#### [WHAT IS EXPECTED]
Copy the records verbatim, beginning at the line that contains "Identify all the" and ending after the line that contains "Point: [381, 673, 404, 687]".

******************************

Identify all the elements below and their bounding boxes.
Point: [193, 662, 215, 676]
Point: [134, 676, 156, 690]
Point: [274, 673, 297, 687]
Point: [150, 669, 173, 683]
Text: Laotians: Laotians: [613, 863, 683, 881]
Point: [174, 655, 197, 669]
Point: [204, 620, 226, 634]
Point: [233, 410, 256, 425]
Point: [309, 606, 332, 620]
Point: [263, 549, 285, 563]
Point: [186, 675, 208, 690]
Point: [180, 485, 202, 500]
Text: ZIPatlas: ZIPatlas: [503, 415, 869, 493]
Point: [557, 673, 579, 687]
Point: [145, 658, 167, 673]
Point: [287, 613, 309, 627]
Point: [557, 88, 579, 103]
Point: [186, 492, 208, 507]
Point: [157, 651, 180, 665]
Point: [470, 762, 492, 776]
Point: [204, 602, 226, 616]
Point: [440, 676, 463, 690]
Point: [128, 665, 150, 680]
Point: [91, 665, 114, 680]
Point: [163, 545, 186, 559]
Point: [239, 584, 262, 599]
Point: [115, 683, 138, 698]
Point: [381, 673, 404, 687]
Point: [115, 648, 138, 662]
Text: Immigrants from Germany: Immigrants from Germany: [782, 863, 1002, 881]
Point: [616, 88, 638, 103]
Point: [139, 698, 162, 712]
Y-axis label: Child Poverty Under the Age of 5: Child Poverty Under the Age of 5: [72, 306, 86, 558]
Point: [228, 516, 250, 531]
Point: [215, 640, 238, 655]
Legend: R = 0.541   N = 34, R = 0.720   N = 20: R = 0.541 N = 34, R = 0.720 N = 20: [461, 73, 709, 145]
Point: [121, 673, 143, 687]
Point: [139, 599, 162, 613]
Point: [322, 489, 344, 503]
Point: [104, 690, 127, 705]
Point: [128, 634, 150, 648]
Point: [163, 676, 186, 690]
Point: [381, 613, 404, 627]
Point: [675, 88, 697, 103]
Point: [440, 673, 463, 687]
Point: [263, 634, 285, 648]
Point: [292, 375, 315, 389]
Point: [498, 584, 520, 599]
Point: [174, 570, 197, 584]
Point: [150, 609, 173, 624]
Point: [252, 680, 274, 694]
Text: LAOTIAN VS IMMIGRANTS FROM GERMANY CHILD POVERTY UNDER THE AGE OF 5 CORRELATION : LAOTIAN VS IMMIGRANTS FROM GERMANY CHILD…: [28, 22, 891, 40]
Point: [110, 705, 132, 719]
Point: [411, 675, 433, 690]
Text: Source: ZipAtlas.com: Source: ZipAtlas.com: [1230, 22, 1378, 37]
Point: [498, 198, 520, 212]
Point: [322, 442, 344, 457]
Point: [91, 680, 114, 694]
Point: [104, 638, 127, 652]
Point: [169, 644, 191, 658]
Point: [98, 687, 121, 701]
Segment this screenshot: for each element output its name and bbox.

******************************

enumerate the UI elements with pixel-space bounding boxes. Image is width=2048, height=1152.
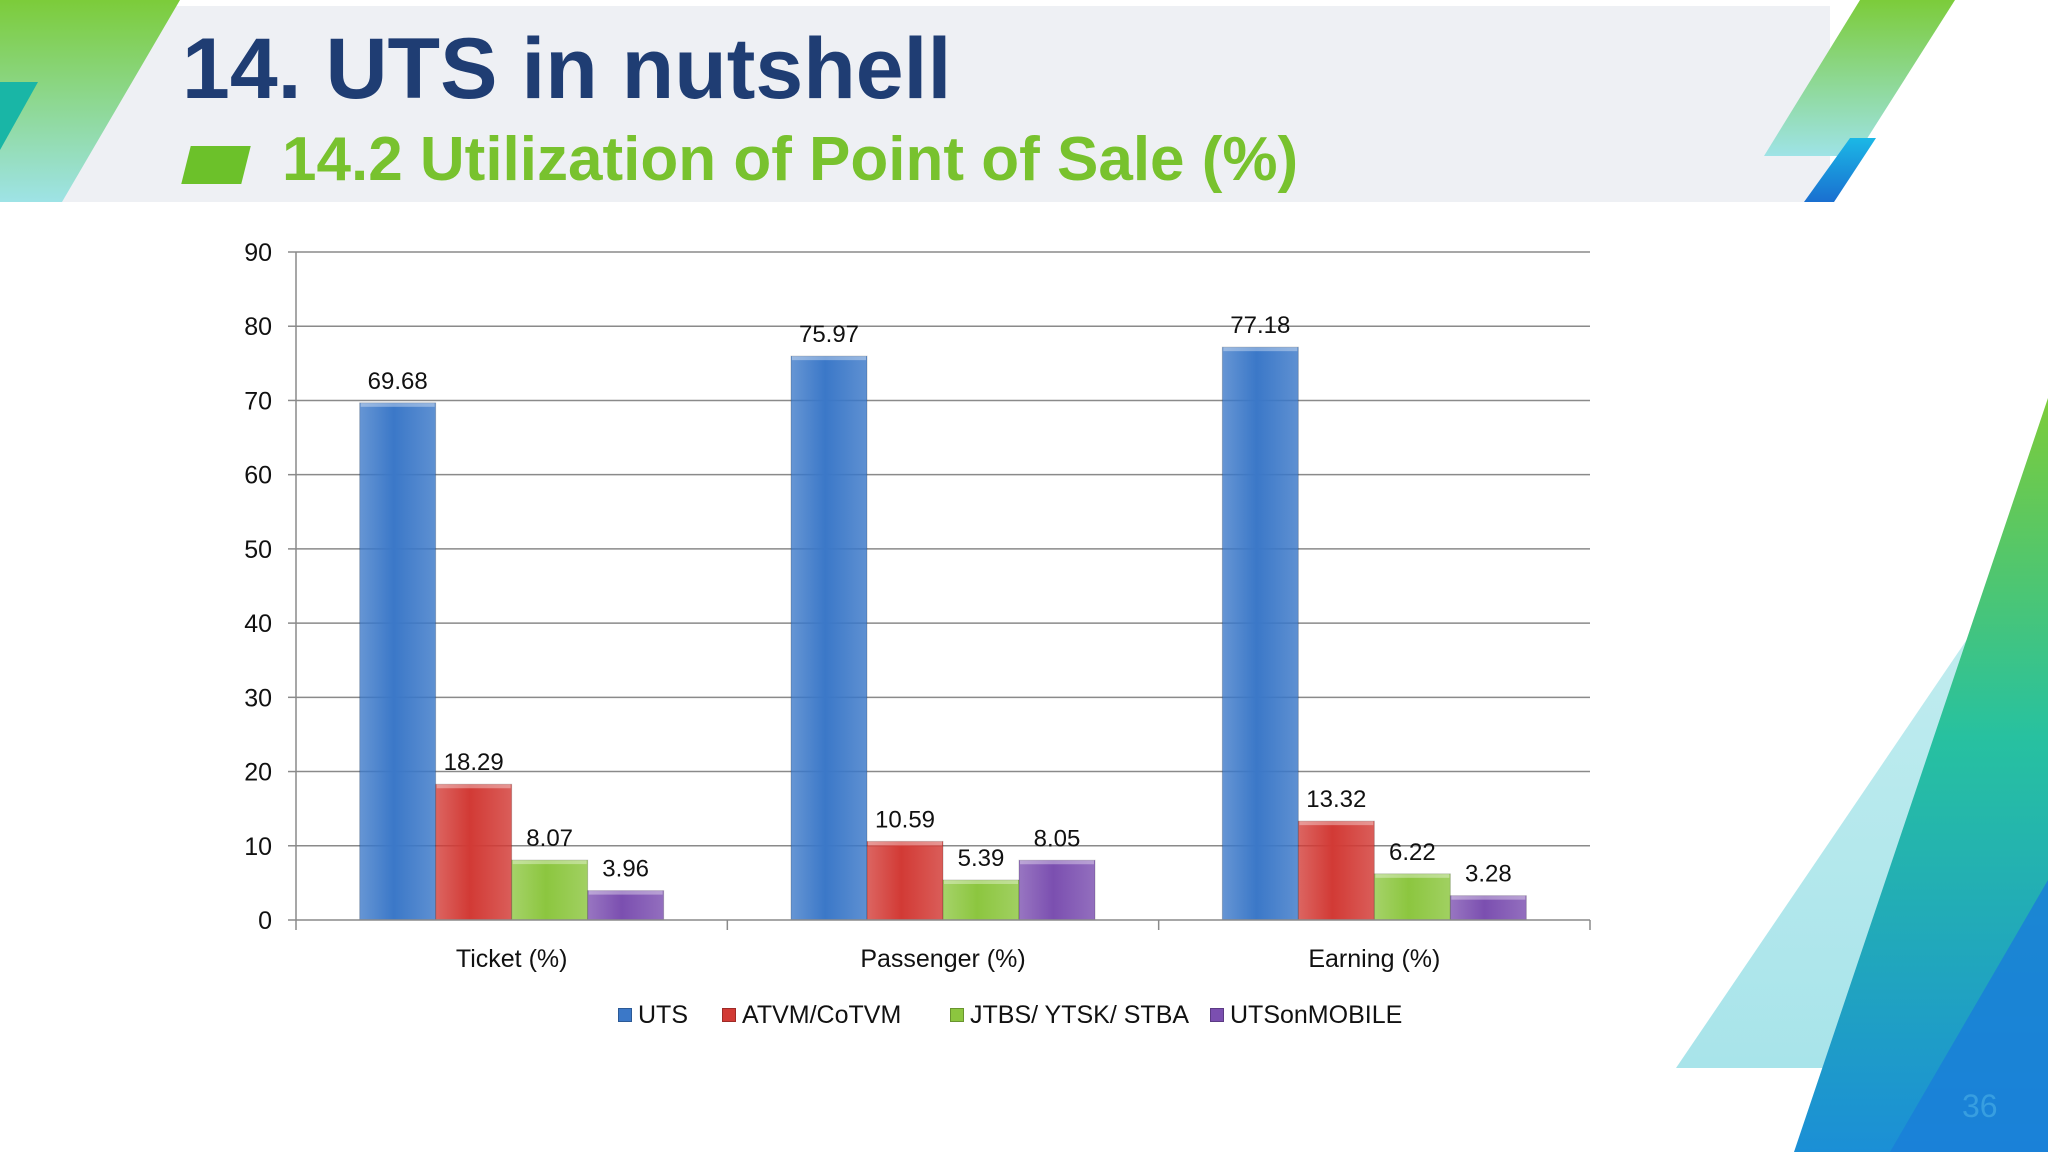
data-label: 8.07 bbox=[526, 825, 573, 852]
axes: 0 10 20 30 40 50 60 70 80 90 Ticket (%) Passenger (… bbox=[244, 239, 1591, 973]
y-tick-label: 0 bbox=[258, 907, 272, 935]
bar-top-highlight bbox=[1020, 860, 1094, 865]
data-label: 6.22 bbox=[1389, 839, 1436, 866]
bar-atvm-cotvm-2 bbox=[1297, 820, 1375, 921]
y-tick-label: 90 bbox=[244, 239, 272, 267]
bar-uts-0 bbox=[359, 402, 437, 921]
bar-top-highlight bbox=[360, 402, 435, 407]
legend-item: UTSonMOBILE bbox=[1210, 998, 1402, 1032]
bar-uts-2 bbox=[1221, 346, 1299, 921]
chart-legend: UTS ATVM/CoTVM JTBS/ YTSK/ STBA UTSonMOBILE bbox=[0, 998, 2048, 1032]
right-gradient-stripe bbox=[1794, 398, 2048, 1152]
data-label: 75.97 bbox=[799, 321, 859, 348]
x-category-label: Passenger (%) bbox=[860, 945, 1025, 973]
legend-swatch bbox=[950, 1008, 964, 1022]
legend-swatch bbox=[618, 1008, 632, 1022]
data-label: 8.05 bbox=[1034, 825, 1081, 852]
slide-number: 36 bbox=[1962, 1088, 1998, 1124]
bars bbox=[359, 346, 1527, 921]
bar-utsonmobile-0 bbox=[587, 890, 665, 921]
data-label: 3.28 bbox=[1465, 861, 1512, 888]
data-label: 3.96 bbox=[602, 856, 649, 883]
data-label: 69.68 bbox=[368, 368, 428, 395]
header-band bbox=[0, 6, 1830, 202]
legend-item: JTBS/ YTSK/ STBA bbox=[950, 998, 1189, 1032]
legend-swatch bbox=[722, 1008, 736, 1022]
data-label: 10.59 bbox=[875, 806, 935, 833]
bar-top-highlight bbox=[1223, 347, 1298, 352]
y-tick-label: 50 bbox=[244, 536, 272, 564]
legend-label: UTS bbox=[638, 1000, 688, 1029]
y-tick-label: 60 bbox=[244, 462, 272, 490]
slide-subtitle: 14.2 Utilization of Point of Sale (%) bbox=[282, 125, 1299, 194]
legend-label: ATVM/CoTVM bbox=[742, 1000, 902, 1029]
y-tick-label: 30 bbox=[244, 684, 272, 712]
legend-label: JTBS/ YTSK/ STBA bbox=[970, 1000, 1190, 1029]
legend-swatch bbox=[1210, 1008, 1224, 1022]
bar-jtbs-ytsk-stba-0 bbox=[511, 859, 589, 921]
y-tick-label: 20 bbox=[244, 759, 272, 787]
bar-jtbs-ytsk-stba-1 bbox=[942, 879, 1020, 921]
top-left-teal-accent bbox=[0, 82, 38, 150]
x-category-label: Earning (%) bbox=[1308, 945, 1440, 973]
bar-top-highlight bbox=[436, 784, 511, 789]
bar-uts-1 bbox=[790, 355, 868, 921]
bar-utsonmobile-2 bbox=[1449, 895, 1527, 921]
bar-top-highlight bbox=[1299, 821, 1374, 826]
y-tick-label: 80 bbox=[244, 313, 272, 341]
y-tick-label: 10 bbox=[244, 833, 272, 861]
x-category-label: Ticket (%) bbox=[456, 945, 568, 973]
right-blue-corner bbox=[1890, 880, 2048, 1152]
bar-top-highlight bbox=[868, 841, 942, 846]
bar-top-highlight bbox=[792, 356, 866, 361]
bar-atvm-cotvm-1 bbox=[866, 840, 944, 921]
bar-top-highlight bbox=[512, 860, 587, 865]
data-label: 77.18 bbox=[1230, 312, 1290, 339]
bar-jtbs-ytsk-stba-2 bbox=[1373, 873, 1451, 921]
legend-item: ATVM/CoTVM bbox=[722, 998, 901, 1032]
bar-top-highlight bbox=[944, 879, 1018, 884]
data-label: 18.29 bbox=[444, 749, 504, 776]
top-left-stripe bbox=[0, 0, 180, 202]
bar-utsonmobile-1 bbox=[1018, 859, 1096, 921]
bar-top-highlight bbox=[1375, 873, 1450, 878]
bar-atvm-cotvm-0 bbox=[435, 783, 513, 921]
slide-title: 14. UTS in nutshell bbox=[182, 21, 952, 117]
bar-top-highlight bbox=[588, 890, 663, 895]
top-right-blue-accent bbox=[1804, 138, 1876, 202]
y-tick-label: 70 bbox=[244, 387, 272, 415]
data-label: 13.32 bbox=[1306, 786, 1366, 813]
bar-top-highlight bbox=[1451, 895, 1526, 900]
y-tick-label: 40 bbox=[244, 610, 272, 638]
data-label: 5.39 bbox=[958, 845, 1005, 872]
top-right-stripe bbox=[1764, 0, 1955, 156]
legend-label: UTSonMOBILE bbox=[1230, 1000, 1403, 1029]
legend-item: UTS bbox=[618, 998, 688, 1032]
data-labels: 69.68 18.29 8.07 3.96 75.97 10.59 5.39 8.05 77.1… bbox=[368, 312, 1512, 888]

******************************

#### [RESULT BELOW]
Identify all the elements below and their bounding boxes.
Point: [193, 662, 215, 676]
Point: [134, 676, 156, 690]
Point: [274, 673, 297, 687]
Point: [150, 669, 173, 683]
Text: Laotians: Laotians: [613, 863, 683, 881]
Point: [174, 655, 197, 669]
Point: [204, 620, 226, 634]
Point: [233, 410, 256, 425]
Point: [309, 606, 332, 620]
Point: [263, 549, 285, 563]
Point: [186, 675, 208, 690]
Point: [180, 485, 202, 500]
Text: ZIPatlas: ZIPatlas: [503, 415, 869, 493]
Point: [557, 673, 579, 687]
Point: [145, 658, 167, 673]
Point: [287, 613, 309, 627]
Point: [557, 88, 579, 103]
Point: [186, 492, 208, 507]
Point: [157, 651, 180, 665]
Point: [470, 762, 492, 776]
Point: [204, 602, 226, 616]
Point: [440, 676, 463, 690]
Point: [128, 665, 150, 680]
Point: [91, 665, 114, 680]
Point: [163, 545, 186, 559]
Point: [239, 584, 262, 599]
Point: [115, 683, 138, 698]
Point: [381, 673, 404, 687]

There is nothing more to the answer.